:: REQUIREMENTS ::
Reproduce all of the data that follows, character for character.

━━━━━ RECORD LIST

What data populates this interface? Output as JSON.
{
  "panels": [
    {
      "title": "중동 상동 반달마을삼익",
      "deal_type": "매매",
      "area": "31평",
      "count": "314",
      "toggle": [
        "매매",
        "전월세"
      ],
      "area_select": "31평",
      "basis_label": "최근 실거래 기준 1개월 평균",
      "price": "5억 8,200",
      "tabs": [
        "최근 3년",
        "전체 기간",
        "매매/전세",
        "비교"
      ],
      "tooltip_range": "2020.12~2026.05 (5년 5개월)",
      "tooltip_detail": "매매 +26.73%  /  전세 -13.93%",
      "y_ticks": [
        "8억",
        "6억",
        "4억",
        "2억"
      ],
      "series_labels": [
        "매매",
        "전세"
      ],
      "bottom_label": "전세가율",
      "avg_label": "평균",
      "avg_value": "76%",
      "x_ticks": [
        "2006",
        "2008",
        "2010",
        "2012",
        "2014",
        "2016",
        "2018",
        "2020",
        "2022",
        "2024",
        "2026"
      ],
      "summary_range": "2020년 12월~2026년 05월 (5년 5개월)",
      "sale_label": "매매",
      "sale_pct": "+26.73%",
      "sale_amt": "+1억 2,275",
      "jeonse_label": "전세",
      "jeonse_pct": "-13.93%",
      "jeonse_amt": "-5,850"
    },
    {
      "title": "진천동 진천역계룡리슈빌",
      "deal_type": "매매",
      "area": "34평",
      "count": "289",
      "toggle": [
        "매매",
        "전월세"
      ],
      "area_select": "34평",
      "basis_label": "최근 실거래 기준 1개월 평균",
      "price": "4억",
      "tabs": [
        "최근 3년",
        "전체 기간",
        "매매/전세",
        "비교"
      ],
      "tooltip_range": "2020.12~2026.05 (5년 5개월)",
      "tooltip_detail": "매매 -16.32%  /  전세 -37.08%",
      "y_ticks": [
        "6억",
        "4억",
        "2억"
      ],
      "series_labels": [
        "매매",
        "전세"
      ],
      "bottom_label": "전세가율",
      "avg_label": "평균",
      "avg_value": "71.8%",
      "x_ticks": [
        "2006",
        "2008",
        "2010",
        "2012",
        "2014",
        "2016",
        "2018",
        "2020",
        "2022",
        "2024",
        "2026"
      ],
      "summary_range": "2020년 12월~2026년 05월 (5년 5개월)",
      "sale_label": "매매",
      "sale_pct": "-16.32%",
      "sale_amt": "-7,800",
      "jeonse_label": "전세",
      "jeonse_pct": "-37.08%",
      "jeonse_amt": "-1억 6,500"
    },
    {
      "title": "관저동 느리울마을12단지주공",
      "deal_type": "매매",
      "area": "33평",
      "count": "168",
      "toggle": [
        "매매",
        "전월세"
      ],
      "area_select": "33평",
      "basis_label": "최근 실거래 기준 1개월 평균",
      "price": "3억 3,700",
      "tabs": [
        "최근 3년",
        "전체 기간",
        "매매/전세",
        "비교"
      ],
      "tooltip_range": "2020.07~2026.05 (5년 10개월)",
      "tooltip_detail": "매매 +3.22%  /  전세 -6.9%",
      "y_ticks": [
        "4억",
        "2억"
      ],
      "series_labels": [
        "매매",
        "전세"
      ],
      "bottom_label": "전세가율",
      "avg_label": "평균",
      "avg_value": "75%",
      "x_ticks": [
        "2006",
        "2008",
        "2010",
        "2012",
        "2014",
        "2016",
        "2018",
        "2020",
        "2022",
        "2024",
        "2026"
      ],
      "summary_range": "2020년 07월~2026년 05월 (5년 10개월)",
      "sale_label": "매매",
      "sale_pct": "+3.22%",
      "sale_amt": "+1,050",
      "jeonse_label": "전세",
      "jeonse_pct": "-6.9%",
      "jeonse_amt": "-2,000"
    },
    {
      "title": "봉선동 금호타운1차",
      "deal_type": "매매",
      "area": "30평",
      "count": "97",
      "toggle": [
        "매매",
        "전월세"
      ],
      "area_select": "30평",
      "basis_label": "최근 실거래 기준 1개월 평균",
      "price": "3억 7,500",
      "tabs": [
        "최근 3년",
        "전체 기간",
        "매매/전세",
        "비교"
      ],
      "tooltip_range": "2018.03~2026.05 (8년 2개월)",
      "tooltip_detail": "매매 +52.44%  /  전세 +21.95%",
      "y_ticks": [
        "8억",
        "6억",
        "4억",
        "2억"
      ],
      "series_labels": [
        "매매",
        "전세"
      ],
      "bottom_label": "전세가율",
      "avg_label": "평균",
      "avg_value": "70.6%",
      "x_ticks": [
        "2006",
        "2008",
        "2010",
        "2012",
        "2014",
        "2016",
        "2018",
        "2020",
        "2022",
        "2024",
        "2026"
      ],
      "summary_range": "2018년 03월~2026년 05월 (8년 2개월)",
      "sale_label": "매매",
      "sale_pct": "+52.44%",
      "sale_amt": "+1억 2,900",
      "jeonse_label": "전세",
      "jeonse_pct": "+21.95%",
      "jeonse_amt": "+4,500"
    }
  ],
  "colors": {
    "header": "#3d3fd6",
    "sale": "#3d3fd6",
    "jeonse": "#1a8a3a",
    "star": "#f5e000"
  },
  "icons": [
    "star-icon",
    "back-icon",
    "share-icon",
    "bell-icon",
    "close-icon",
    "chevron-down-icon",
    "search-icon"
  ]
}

━━━━━━━━━━

:: RESPONSE TO THIS TASK ::
What data populates this interface? Output as JSON.
{
  "panels": [
    {
      "title": "중동 상동 반달마을삼익",
      "deal_type": "매매",
      "area": "31평",
      "count": "314",
      "toggle": [
        "매매",
        "전월세"
      ],
      "area_select": "31평",
      "basis_label": "최근 실거래 기준 1개월 평균",
      "price": "5억 8,200",
      "tabs": [
        "최근 3년",
        "전체 기간",
        "매매/전세",
        "비교"
      ],
      "tooltip_range": "2020.12~2026.05 (5년 5개월)",
      "tooltip_detail": "매매 +26.73%  /  전세 -13.93%",
      "y_ticks": [
        "8억",
        "6억",
        "4억",
        "2억"
      ],
      "series_labels": [
        "매매",
        "전세"
      ],
      "bottom_label": "전세가율",
      "avg_label": "평균",
      "avg_value": "76%",
      "x_ticks": [
        "2006",
        "2008",
        "2010",
        "2012",
        "2014",
        "2016",
        "2018",
        "2020",
        "2022",
        "2024",
        "2026"
      ],
      "summary_range": "2020년 12월~2026년 05월 (5년 5개월)",
      "sale_label": "매매",
      "sale_pct": "+26.73%",
      "sale_amt": "+1억 2,275",
      "jeonse_label": "전세",
      "jeonse_pct": "-13.93%",
      "jeonse_amt": "-5,850"
    },
    {
      "title": "진천동 진천역계룡리슈빌",
      "deal_type": "매매",
      "area": "34평",
      "count": "289",
      "toggle": [
        "매매",
        "전월세"
      ],
      "area_select": "34평",
      "basis_label": "최근 실거래 기준 1개월 평균",
      "price": "4억",
      "tabs": [
        "최근 3년",
        "전체 기간",
        "매매/전세",
        "비교"
      ],
      "tooltip_range": "2020.12~2026.05 (5년 5개월)",
      "tooltip_detail": "매매 -16.32%  /  전세 -37.08%",
      "y_ticks": [
        "6억",
        "4억",
        "2억"
      ],
      "series_labels": [
        "매매",
        "전세"
      ],
      "bottom_label": "전세가율",
      "avg_label": "평균",
      "avg_value": "71.8%",
      "x_ticks": [
        "2006",
        "2008",
        "2010",
        "2012",
        "2014",
        "2016",
        "2018",
        "2020",
        "2022",
        "2024",
        "2026"
      ],
      "summary_range": "2020년 12월~2026년 05월 (5년 5개월)",
      "sale_label": "매매",
      "sale_pct": "-16.32%",
      "sale_amt": "-7,800",
      "jeonse_label": "전세",
      "jeonse_pct": "-37.08%",
      "jeonse_amt": "-1억 6,500"
    },
    {
      "title": "관저동 느리울마을12단지주공",
      "deal_type": "매매",
      "area": "33평",
      "count": "168",
      "toggle": [
        "매매",
        "전월세"
      ],
      "area_select": "33평",
      "basis_label": "최근 실거래 기준 1개월 평균",
      "price": "3억 3,700",
      "tabs": [
        "최근 3년",
        "전체 기간",
        "매매/전세",
        "비교"
      ],
      "tooltip_range": "2020.07~2026.05 (5년 10개월)",
      "tooltip_detail": "매매 +3.22%  /  전세 -6.9%",
      "y_ticks": [
        "4억",
        "2억"
      ],
      "series_labels": [
        "매매",
        "전세"
      ],
      "bottom_label": "전세가율",
      "avg_label": "평균",
      "avg_value": "75%",
      "x_ticks": [
        "2006",
        "2008",
        "2010",
        "2012",
        "2014",
        "2016",
        "2018",
        "2020",
        "2022",
        "2024",
        "2026"
      ],
      "summary_range": "2020년 07월~2026년 05월 (5년 10개월)",
      "sale_label": "매매",
      "sale_pct": "+3.22%",
      "sale_amt": "+1,050",
      "jeonse_label": "전세",
      "jeonse_pct": "-6.9%",
      "jeonse_amt": "-2,000"
    },
    {
      "title": "봉선동 금호타운1차",
      "deal_type": "매매",
      "area": "30평",
      "count": "97",
      "toggle": [
        "매매",
        "전월세"
      ],
      "area_select": "30평",
      "basis_label": "최근 실거래 기준 1개월 평균",
      "price": "3억 7,500",
      "tabs": [
        "최근 3년",
        "전체 기간",
        "매매/전세",
        "비교"
      ],
      "tooltip_range": "2018.03~2026.05 (8년 2개월)",
      "tooltip_detail": "매매 +52.44%  /  전세 +21.95%",
      "y_ticks": [
        "8억",
        "6억",
        "4억",
        "2억"
      ],
      "series_labels": [
        "매매",
        "전세"
      ],
      "bottom_label": "전세가율",
      "avg_label": "평균",
      "avg_value": "70.6%",
      "x_ticks": [
        "2006",
        "2008",
        "2010",
        "2012",
        "2014",
        "2016",
        "2018",
        "2020",
        "2022",
        "2024",
        "2026"
      ],
      "summary_range": "2018년 03월~2026년 05월 (8년 2개월)",
      "sale_label": "매매",
      "sale_pct": "+52.44%",
      "sale_amt": "+1억 2,900",
      "jeonse_label": "전세",
      "jeonse_pct": "+21.95%",
      "jeonse_amt": "+4,500"
    }
  ],
  "colors": {
    "header": "#3d3fd6",
    "sale": "#3d3fd6",
    "jeonse": "#1a8a3a",
    "star": "#f5e000"
  },
  "icons": [
    "star-icon",
    "back-icon",
    "share-icon",
    "bell-icon",
    "close-icon",
    "chevron-down-icon",
    "search-icon"
  ]
}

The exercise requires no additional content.